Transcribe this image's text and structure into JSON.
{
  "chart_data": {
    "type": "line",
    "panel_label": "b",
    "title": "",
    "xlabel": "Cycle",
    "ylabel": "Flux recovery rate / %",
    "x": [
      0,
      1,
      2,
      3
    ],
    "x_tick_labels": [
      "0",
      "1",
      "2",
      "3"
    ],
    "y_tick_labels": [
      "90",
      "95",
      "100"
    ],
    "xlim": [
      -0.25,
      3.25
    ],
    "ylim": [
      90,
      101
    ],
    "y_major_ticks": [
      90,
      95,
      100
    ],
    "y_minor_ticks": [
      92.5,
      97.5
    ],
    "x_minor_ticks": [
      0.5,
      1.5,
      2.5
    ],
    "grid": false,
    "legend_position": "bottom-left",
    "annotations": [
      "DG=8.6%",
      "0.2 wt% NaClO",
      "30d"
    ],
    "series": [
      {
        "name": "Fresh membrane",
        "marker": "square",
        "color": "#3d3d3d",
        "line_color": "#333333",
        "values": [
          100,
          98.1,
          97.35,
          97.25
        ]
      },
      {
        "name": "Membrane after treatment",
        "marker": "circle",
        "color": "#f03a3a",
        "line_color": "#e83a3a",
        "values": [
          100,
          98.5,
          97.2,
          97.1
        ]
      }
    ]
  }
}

────

* [WORK REQUIRED] Every line above should be printed again exactly as it stands.

* [EXERCISE OUTPUT]
Transcribe this image's text and structure into JSON.
{
  "chart_data": {
    "type": "line",
    "panel_label": "b",
    "title": "",
    "xlabel": "Cycle",
    "ylabel": "Flux recovery rate / %",
    "x": [
      0,
      1,
      2,
      3
    ],
    "x_tick_labels": [
      "0",
      "1",
      "2",
      "3"
    ],
    "y_tick_labels": [
      "90",
      "95",
      "100"
    ],
    "xlim": [
      -0.25,
      3.25
    ],
    "ylim": [
      90,
      101
    ],
    "y_major_ticks": [
      90,
      95,
      100
    ],
    "y_minor_ticks": [
      92.5,
      97.5
    ],
    "x_minor_ticks": [
      0.5,
      1.5,
      2.5
    ],
    "grid": false,
    "legend_position": "bottom-left",
    "annotations": [
      "DG=8.6%",
      "0.2 wt% NaClO",
      "30d"
    ],
    "series": [
      {
        "name": "Fresh membrane",
        "marker": "square",
        "color": "#3d3d3d",
        "line_color": "#333333",
        "values": [
          100,
          98.1,
          97.35,
          97.25
        ]
      },
      {
        "name": "Membrane after treatment",
        "marker": "circle",
        "color": "#f03a3a",
        "line_color": "#e83a3a",
        "values": [
          100,
          98.5,
          97.2,
          97.1
        ]
      }
    ]
  }
}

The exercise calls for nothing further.